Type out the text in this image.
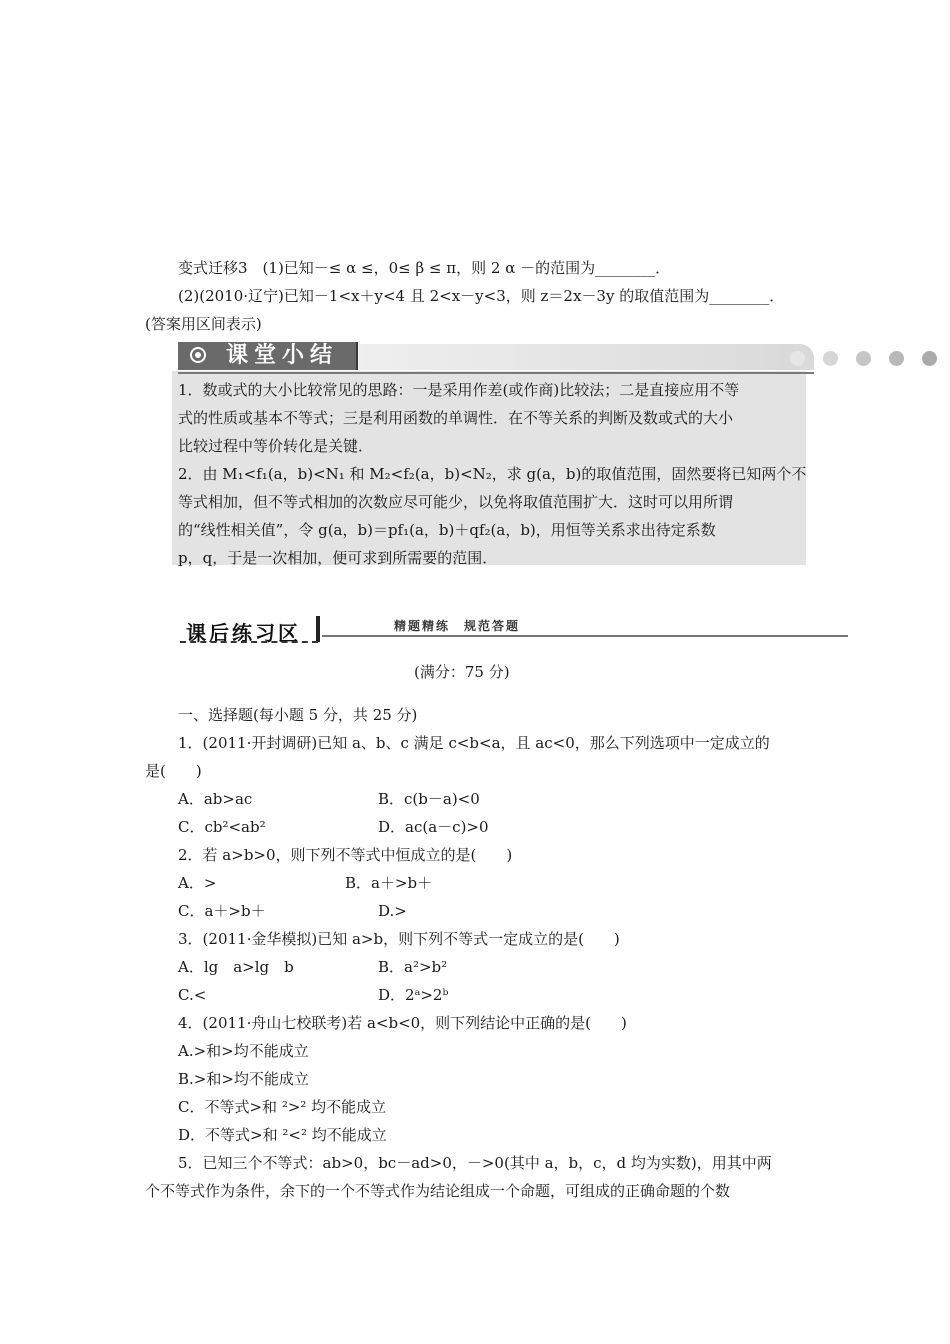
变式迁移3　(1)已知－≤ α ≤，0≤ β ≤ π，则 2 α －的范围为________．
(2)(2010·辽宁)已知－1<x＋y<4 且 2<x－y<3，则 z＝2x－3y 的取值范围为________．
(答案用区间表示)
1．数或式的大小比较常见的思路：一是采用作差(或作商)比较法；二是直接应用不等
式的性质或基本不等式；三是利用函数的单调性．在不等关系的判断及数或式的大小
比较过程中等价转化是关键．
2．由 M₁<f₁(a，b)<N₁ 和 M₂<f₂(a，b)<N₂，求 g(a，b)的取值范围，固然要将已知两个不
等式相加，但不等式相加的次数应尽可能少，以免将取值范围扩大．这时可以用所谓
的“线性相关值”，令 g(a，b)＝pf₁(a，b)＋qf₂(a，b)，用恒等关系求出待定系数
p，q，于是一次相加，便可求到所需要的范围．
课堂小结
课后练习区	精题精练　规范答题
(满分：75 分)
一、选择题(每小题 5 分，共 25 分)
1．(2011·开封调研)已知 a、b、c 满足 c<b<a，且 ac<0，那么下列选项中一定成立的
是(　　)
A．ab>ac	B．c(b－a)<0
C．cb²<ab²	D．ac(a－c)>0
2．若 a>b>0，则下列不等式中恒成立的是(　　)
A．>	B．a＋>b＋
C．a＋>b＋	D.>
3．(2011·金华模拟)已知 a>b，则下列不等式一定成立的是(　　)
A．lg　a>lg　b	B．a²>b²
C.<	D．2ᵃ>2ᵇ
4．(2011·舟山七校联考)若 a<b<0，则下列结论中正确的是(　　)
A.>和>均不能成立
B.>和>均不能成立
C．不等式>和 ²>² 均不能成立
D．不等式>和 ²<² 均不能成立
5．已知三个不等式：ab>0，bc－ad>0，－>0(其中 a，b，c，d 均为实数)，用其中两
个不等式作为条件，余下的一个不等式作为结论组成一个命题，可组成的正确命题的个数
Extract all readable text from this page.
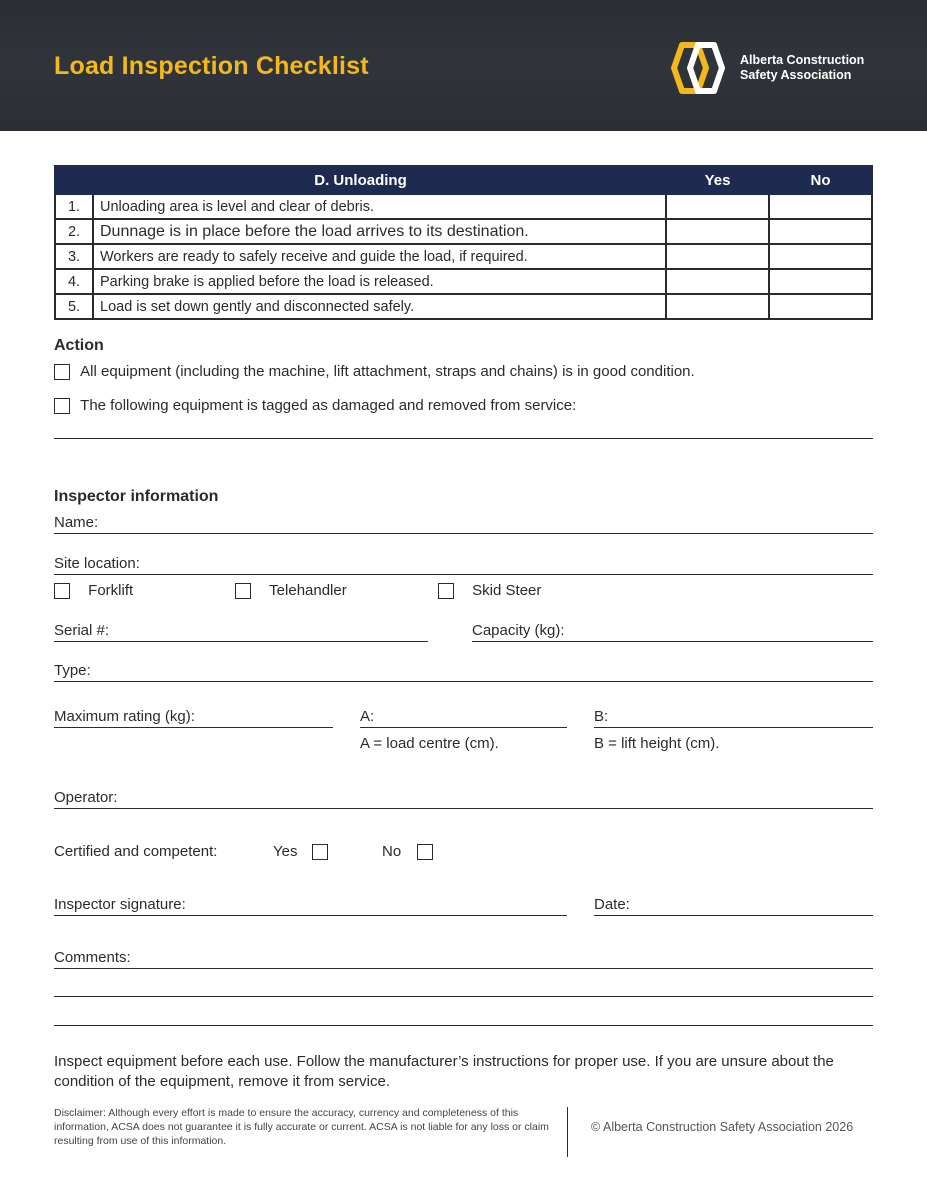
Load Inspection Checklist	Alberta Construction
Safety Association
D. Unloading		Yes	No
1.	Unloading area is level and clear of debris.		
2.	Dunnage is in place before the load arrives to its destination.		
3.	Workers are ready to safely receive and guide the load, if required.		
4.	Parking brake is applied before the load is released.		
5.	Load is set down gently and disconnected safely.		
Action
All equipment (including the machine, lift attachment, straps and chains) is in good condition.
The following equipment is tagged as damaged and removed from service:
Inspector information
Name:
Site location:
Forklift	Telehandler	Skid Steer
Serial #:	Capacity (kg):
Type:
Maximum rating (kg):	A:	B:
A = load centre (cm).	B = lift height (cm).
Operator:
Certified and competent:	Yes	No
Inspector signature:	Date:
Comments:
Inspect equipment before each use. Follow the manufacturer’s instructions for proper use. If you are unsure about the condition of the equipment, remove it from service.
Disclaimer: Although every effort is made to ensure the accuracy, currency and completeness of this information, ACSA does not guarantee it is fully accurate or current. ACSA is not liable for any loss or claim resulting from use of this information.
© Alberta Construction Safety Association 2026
§ §
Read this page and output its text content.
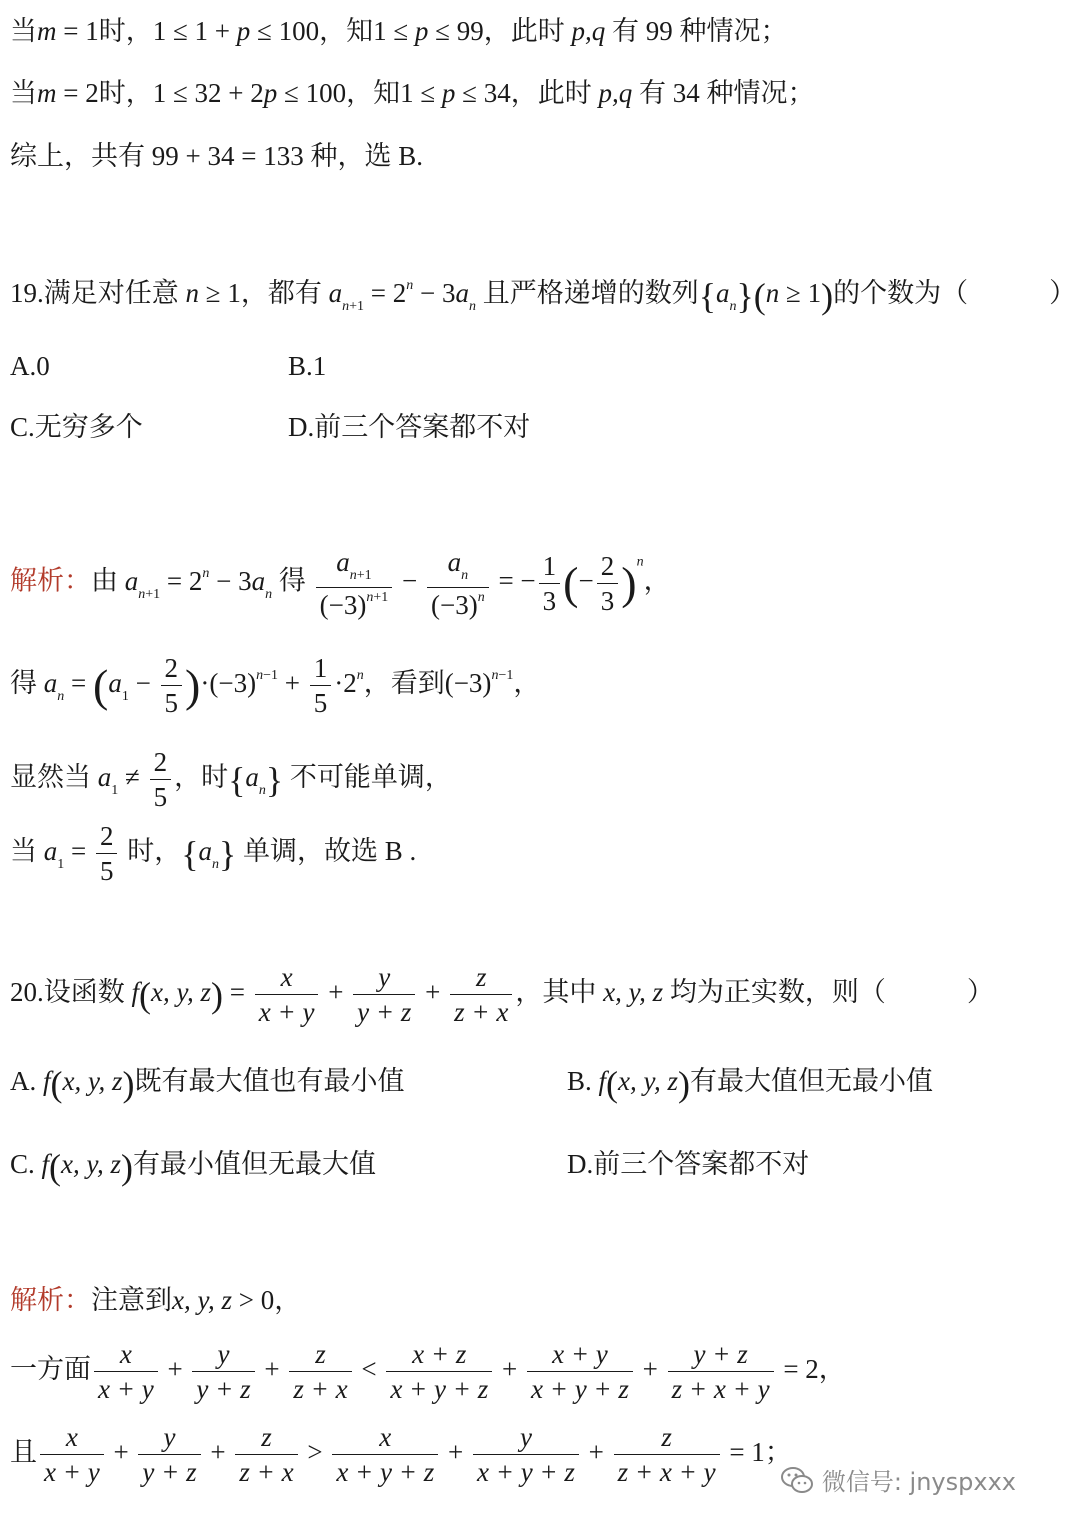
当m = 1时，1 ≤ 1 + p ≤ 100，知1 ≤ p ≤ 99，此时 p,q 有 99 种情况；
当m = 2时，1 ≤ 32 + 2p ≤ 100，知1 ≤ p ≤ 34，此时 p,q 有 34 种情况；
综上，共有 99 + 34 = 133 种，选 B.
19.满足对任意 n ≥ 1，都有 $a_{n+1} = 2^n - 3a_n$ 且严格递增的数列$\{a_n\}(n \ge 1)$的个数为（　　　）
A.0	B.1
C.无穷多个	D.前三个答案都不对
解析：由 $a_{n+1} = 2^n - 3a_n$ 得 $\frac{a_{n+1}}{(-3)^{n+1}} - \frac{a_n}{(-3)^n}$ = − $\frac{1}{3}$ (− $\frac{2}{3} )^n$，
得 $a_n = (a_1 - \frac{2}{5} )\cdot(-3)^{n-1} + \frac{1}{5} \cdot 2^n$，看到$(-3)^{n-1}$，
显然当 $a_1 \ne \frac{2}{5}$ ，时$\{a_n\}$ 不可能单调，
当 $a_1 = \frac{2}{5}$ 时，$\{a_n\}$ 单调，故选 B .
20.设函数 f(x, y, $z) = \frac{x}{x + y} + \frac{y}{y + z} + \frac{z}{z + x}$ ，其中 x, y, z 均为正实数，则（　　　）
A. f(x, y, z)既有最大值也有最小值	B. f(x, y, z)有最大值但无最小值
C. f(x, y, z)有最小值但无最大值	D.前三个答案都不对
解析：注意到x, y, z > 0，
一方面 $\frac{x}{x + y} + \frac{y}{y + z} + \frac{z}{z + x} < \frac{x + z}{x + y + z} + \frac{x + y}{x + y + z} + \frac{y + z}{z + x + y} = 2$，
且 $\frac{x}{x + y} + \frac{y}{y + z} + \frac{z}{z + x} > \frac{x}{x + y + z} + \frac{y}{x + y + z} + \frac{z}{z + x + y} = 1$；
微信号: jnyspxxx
§ §
TASK TO COMPLETE>
Check each line of the entries above for the word "before". List the ones that have it.

SOLUTION TO THIS PROBLEM>
2.	Dunnage is in place before the load arrives to its destination.		
4.	Parking brake is applied before the load is released.		
Inspect equipment before each use. Follow the manufacturer’s instructions for proper use. If you are unsure about the condition of the equipment, remove it from service.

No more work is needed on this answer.